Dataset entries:
>> begin
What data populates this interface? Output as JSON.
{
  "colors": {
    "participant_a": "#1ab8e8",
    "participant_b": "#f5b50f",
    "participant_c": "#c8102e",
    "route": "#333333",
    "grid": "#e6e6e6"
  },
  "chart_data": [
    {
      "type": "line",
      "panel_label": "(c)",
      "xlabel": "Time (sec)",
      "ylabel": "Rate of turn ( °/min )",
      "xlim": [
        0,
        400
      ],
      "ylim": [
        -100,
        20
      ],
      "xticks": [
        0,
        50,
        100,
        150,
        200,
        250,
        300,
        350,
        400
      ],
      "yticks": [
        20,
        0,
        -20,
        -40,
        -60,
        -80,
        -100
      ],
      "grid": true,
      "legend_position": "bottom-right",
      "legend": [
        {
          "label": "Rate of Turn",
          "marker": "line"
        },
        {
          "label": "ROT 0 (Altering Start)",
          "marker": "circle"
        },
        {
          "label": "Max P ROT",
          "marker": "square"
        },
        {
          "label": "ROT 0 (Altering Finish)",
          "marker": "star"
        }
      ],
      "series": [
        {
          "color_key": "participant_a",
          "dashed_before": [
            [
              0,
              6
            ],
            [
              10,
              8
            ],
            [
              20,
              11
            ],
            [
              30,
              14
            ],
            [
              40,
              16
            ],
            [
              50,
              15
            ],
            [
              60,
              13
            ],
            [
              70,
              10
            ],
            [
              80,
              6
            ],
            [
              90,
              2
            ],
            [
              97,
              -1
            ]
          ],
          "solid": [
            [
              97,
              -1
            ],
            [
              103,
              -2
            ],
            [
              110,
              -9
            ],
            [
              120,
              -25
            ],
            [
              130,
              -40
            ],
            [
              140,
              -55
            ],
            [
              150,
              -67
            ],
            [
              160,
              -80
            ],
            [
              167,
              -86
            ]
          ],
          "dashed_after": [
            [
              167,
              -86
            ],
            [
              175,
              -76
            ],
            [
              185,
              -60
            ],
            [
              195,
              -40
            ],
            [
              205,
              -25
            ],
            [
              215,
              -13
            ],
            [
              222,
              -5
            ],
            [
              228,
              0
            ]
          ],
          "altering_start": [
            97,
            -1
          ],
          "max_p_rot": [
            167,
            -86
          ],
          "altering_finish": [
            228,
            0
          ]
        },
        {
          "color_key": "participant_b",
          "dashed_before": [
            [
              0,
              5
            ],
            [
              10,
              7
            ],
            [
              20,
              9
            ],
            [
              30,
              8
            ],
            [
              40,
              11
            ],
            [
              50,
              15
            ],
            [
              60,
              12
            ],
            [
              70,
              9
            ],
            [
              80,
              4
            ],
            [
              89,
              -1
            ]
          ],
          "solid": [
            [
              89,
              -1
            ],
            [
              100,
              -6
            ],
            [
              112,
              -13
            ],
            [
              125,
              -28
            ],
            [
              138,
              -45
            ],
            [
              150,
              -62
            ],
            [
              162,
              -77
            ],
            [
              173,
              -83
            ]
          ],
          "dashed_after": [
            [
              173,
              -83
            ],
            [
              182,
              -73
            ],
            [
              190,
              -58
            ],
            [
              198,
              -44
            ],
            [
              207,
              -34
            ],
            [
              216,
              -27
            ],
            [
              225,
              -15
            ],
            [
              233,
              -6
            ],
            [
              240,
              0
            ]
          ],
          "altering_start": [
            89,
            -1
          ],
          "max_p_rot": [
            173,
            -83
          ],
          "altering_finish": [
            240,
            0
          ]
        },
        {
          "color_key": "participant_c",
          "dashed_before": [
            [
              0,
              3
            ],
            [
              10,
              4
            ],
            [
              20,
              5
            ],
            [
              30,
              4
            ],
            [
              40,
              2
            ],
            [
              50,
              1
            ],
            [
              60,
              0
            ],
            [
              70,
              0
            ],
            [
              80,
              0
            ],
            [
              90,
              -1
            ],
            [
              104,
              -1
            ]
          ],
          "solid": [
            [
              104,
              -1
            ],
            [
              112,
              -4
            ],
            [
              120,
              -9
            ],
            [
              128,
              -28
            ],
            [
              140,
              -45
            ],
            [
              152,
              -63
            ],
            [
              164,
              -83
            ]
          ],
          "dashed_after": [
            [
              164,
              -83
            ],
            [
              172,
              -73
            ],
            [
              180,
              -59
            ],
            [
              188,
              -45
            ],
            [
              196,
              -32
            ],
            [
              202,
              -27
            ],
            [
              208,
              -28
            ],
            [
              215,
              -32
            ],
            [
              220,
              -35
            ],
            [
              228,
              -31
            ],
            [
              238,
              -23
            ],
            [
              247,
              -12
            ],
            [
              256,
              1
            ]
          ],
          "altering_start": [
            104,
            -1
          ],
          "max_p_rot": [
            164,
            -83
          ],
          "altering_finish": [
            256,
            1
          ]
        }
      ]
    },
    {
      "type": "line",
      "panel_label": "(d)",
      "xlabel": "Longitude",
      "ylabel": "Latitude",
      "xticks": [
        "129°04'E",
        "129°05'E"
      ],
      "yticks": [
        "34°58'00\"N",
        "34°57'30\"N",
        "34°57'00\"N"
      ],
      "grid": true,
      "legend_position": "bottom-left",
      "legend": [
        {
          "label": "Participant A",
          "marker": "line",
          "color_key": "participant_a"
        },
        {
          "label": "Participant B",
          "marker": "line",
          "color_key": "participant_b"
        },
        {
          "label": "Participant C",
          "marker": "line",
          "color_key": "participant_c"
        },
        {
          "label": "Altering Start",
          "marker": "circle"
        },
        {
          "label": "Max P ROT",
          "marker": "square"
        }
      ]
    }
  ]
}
>> end
• What to do: Transcribe all of the lines in the records precisely.

• Solution to the exercise:
What data populates this interface? Output as JSON.
{
  "colors": {
    "participant_a": "#1ab8e8",
    "participant_b": "#f5b50f",
    "participant_c": "#c8102e",
    "route": "#333333",
    "grid": "#e6e6e6"
  },
  "chart_data": [
    {
      "type": "line",
      "panel_label": "(c)",
      "xlabel": "Time (sec)",
      "ylabel": "Rate of turn ( °/min )",
      "xlim": [
        0,
        400
      ],
      "ylim": [
        -100,
        20
      ],
      "xticks": [
        0,
        50,
        100,
        150,
        200,
        250,
        300,
        350,
        400
      ],
      "yticks": [
        20,
        0,
        -20,
        -40,
        -60,
        -80,
        -100
      ],
      "grid": true,
      "legend_position": "bottom-right",
      "legend": [
        {
          "label": "Rate of Turn",
          "marker": "line"
        },
        {
          "label": "ROT 0 (Altering Start)",
          "marker": "circle"
        },
        {
          "label": "Max P ROT",
          "marker": "square"
        },
        {
          "label": "ROT 0 (Altering Finish)",
          "marker": "star"
        }
      ],
      "series": [
        {
          "color_key": "participant_a",
          "dashed_before": [
            [
              0,
              6
            ],
            [
              10,
              8
            ],
            [
              20,
              11
            ],
            [
              30,
              14
            ],
            [
              40,
              16
            ],
            [
              50,
              15
            ],
            [
              60,
              13
            ],
            [
              70,
              10
            ],
            [
              80,
              6
            ],
            [
              90,
              2
            ],
            [
              97,
              -1
            ]
          ],
          "solid": [
            [
              97,
              -1
            ],
            [
              103,
              -2
            ],
            [
              110,
              -9
            ],
            [
              120,
              -25
            ],
            [
              130,
              -40
            ],
            [
              140,
              -55
            ],
            [
              150,
              -67
            ],
            [
              160,
              -80
            ],
            [
              167,
              -86
            ]
          ],
          "dashed_after": [
            [
              167,
              -86
            ],
            [
              175,
              -76
            ],
            [
              185,
              -60
            ],
            [
              195,
              -40
            ],
            [
              205,
              -25
            ],
            [
              215,
              -13
            ],
            [
              222,
              -5
            ],
            [
              228,
              0
            ]
          ],
          "altering_start": [
            97,
            -1
          ],
          "max_p_rot": [
            167,
            -86
          ],
          "altering_finish": [
            228,
            0
          ]
        },
        {
          "color_key": "participant_b",
          "dashed_before": [
            [
              0,
              5
            ],
            [
              10,
              7
            ],
            [
              20,
              9
            ],
            [
              30,
              8
            ],
            [
              40,
              11
            ],
            [
              50,
              15
            ],
            [
              60,
              12
            ],
            [
              70,
              9
            ],
            [
              80,
              4
            ],
            [
              89,
              -1
            ]
          ],
          "solid": [
            [
              89,
              -1
            ],
            [
              100,
              -6
            ],
            [
              112,
              -13
            ],
            [
              125,
              -28
            ],
            [
              138,
              -45
            ],
            [
              150,
              -62
            ],
            [
              162,
              -77
            ],
            [
              173,
              -83
            ]
          ],
          "dashed_after": [
            [
              173,
              -83
            ],
            [
              182,
              -73
            ],
            [
              190,
              -58
            ],
            [
              198,
              -44
            ],
            [
              207,
              -34
            ],
            [
              216,
              -27
            ],
            [
              225,
              -15
            ],
            [
              233,
              -6
            ],
            [
              240,
              0
            ]
          ],
          "altering_start": [
            89,
            -1
          ],
          "max_p_rot": [
            173,
            -83
          ],
          "altering_finish": [
            240,
            0
          ]
        },
        {
          "color_key": "participant_c",
          "dashed_before": [
            [
              0,
              3
            ],
            [
              10,
              4
            ],
            [
              20,
              5
            ],
            [
              30,
              4
            ],
            [
              40,
              2
            ],
            [
              50,
              1
            ],
            [
              60,
              0
            ],
            [
              70,
              0
            ],
            [
              80,
              0
            ],
            [
              90,
              -1
            ],
            [
              104,
              -1
            ]
          ],
          "solid": [
            [
              104,
              -1
            ],
            [
              112,
              -4
            ],
            [
              120,
              -9
            ],
            [
              128,
              -28
            ],
            [
              140,
              -45
            ],
            [
              152,
              -63
            ],
            [
              164,
              -83
            ]
          ],
          "dashed_after": [
            [
              164,
              -83
            ],
            [
              172,
              -73
            ],
            [
              180,
              -59
            ],
            [
              188,
              -45
            ],
            [
              196,
              -32
            ],
            [
              202,
              -27
            ],
            [
              208,
              -28
            ],
            [
              215,
              -32
            ],
            [
              220,
              -35
            ],
            [
              228,
              -31
            ],
            [
              238,
              -23
            ],
            [
              247,
              -12
            ],
            [
              256,
              1
            ]
          ],
          "altering_start": [
            104,
            -1
          ],
          "max_p_rot": [
            164,
            -83
          ],
          "altering_finish": [
            256,
            1
          ]
        }
      ]
    },
    {
      "type": "line",
      "panel_label": "(d)",
      "xlabel": "Longitude",
      "ylabel": "Latitude",
      "xticks": [
        "129°04'E",
        "129°05'E"
      ],
      "yticks": [
        "34°58'00\"N",
        "34°57'30\"N",
        "34°57'00\"N"
      ],
      "grid": true,
      "legend_position": "bottom-left",
      "legend": [
        {
          "label": "Participant A",
          "marker": "line",
          "color_key": "participant_a"
        },
        {
          "label": "Participant B",
          "marker": "line",
          "color_key": "participant_b"
        },
        {
          "label": "Participant C",
          "marker": "line",
          "color_key": "participant_c"
        },
        {
          "label": "Altering Start",
          "marker": "circle"
        },
        {
          "label": "Max P ROT",
          "marker": "square"
        }
      ]
    }
  ]
}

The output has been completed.